* start Page *
In 2019, Lia co-founded WomxnHacks with a fellow student at the University of California, Santa Barbara, an annual 36-hour ‘hackathon’ to encourage women and non-gender binary students from all backgrounds and academic fields to explore coding within a supportive environment. She moved to Oxford in 2020, after completing her BS in Physics and a BS in Computing from the College of Creative Studies at the University of California. At Oxford, she continues to be involved in student organisations that support women and students identifying as female, in STEM. 

Lia added: ‘I know I would be nowhere near doing computer science and physics if not for certain moments I had while learning and teaching, that changed what I thought was possible and what was important. I think that, just like how computers have become a technology that most of the world can use without needing to know how it works, this is also a possibility for quantum computers if enough people are determined to make this a reality – through open-sourcing software, creating educational opportunities, and challenging the perceptions of who can be scientists.  

‘I am fortunate to have the chance to combine both these perspectives by being part of a large, multi-institutional team led by the University of Oxford, researching a pictorial approach for learning advanced quantum computation concepts at the high school level.

Google PhD Fellowships were established in 2009. They are awarded across Europe, Africa, Australasia, East Asia, South-East Asia, India, and North America. Recipients are supported with full fees and living expenses for their doctoral studies, and benefit from access to a Google Research Mentor.
* end Page *
### Directions
**a.** Rewrite the passage about Lia, everything from "In 2019, Lia" down to "female, in STEM.", replacing "36-hour" with "48-hour".
**b.** According to the passage about Lia, in what year were Google PhD Fellowships established?
* start Dataset excerpts *
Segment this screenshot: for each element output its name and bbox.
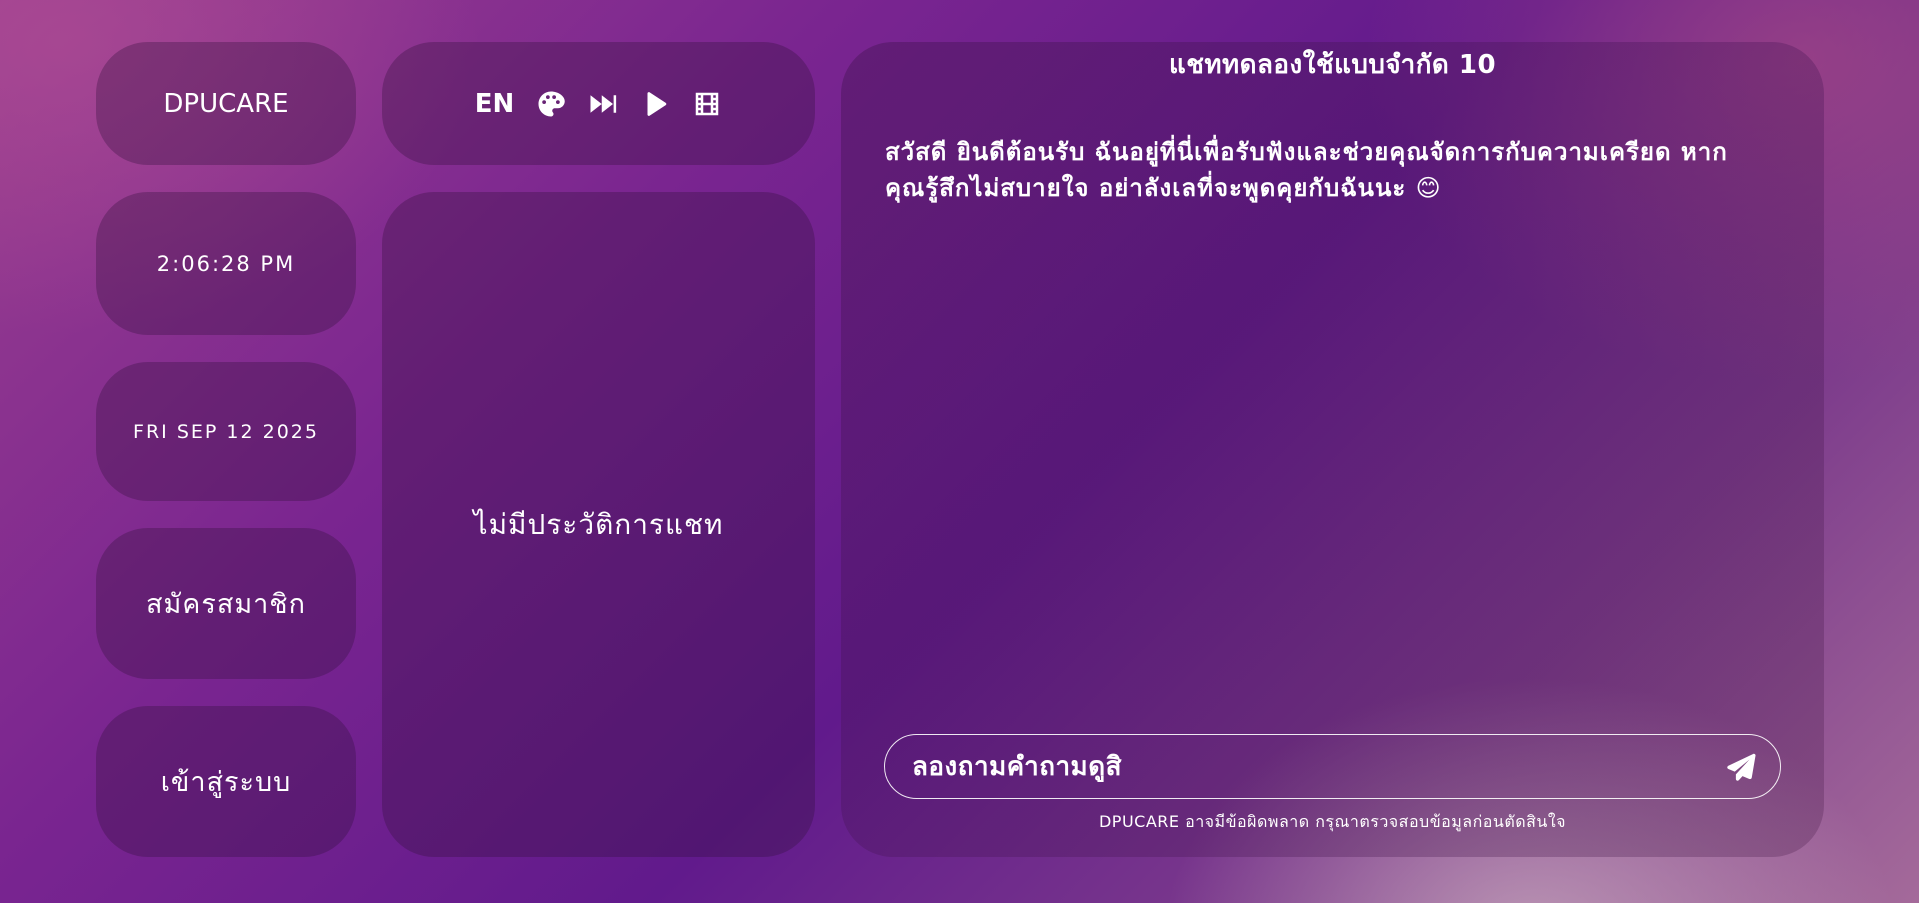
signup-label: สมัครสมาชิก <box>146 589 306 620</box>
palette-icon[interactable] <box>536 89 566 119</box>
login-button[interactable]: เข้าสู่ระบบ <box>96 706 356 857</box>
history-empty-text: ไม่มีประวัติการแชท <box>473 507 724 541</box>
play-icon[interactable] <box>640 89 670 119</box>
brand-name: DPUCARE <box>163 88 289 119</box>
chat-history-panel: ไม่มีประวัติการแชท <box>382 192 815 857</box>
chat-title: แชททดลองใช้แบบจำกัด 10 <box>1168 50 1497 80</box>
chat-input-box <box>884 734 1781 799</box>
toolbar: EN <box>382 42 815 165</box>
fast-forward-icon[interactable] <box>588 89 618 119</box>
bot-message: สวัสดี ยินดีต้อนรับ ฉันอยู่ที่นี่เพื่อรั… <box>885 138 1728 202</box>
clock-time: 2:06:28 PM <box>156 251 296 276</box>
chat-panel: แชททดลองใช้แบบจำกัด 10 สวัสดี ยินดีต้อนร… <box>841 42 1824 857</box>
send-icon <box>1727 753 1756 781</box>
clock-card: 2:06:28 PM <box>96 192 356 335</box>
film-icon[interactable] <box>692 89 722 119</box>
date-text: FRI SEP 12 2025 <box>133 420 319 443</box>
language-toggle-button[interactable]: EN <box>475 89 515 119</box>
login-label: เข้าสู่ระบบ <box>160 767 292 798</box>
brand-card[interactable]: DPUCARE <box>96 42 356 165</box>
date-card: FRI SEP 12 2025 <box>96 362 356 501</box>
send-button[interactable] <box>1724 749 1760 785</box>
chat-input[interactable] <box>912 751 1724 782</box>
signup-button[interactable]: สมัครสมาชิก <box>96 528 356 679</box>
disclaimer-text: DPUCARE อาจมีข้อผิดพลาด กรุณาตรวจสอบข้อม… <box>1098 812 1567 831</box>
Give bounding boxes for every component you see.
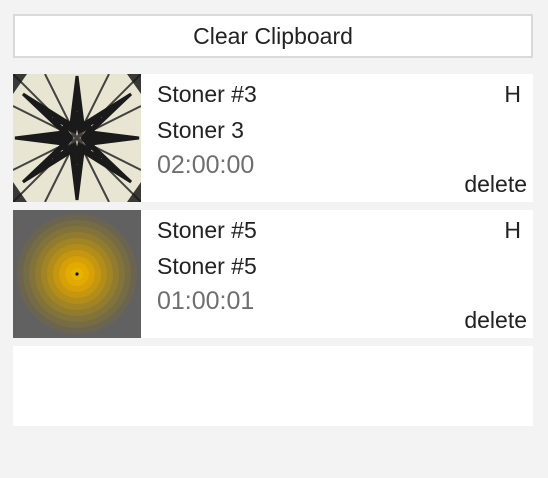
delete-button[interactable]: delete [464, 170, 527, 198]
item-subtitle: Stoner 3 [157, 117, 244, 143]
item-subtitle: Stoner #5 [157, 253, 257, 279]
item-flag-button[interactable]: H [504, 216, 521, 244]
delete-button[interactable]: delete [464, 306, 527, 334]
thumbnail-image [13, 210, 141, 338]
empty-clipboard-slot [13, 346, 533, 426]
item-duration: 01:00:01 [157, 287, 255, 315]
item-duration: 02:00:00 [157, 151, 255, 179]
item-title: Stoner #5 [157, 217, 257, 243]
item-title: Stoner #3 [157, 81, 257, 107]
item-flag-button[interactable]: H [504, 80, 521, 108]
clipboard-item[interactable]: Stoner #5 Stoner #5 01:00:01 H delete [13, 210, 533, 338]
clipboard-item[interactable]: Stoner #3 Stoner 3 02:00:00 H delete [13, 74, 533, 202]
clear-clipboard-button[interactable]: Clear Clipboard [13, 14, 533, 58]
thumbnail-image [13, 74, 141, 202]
* end Dataset excerpts *
### Responses to the tasks
**a.**
In 2019, Lia co-founded WomxnHacks with a fellow student at the University of California, Santa Barbara, an annual 48-hour ‘hackathon’ to encourage women and non-gender binary students from all backgrounds and academic fields to explore coding within a supportive environment. She moved to Oxford in 2020, after completing her BS in Physics and a BS in Computing from the College of Creative Studies at the University of California. At Oxford, she continues to be involved in student organisations that support women and students identifying as female, in STEM.

**b.** 2009